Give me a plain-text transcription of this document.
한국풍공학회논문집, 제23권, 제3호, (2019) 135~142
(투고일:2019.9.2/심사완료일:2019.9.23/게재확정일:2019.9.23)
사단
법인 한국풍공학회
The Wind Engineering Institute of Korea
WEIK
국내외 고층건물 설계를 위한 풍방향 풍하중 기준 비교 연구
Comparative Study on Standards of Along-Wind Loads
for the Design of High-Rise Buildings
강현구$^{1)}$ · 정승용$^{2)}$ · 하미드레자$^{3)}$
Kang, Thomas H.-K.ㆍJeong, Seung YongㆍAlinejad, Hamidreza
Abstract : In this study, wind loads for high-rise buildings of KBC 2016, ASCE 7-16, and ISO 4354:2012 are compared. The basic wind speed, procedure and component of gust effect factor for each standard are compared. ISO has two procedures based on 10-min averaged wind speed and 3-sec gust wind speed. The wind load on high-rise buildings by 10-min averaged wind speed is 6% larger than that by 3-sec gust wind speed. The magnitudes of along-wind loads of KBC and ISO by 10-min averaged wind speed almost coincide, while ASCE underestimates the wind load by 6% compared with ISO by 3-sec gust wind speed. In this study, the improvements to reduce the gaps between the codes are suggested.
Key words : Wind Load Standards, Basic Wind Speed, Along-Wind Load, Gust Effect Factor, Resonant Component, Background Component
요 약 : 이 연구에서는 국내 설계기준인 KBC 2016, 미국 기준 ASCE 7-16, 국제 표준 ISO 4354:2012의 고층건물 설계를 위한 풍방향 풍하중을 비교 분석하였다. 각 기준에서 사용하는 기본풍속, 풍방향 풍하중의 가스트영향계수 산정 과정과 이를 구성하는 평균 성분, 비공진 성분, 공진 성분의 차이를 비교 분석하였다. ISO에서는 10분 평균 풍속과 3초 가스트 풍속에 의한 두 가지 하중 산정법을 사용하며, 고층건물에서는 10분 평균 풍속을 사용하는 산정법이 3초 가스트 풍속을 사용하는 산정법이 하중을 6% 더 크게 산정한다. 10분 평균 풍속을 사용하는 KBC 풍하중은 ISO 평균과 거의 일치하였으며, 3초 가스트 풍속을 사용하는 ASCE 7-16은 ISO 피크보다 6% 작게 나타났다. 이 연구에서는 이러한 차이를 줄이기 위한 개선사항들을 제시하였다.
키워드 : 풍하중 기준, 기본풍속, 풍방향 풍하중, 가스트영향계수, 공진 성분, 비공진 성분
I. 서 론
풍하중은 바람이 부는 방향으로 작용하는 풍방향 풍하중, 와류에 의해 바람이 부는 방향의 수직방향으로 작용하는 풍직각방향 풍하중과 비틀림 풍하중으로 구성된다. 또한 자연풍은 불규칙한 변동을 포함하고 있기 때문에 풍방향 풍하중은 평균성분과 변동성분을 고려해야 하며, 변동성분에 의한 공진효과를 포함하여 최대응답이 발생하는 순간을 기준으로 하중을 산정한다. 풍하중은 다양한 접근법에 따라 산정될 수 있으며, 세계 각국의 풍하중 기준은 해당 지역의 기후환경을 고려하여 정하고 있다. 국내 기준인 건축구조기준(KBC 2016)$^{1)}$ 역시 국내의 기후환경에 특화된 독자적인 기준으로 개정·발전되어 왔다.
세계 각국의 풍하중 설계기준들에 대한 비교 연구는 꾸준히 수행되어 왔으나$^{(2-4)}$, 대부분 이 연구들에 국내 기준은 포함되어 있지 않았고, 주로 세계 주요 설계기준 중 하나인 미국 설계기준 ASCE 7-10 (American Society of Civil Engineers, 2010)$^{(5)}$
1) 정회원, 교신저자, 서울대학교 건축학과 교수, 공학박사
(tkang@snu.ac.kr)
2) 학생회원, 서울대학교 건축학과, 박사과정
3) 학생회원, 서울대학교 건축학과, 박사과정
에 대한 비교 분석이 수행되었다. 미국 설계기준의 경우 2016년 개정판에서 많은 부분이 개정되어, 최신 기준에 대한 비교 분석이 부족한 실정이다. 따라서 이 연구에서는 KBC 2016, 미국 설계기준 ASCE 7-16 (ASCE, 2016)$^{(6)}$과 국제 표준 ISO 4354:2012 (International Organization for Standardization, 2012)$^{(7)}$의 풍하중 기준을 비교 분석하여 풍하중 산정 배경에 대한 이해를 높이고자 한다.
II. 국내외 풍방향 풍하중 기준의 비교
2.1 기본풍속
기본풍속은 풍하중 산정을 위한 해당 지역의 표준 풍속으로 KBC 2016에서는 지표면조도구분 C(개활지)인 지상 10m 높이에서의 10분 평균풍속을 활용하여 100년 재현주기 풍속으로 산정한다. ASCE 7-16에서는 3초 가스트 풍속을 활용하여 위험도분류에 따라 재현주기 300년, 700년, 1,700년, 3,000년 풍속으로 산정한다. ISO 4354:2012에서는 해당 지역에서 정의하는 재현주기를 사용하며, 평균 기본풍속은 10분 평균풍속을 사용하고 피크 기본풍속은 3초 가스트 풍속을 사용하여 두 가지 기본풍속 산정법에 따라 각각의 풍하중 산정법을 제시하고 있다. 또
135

INSTRUCTION ▸
Copy each line of the data that contains the word "건축학과".

THE RESULT ▸
1) 정회원, 교신저자, 서울대학교 건축학과 교수, 공학박사
2) 학생회원, 서울대학교 건축학과, 박사과정
3) 학생회원, 서울대학교 건축학과, 박사과정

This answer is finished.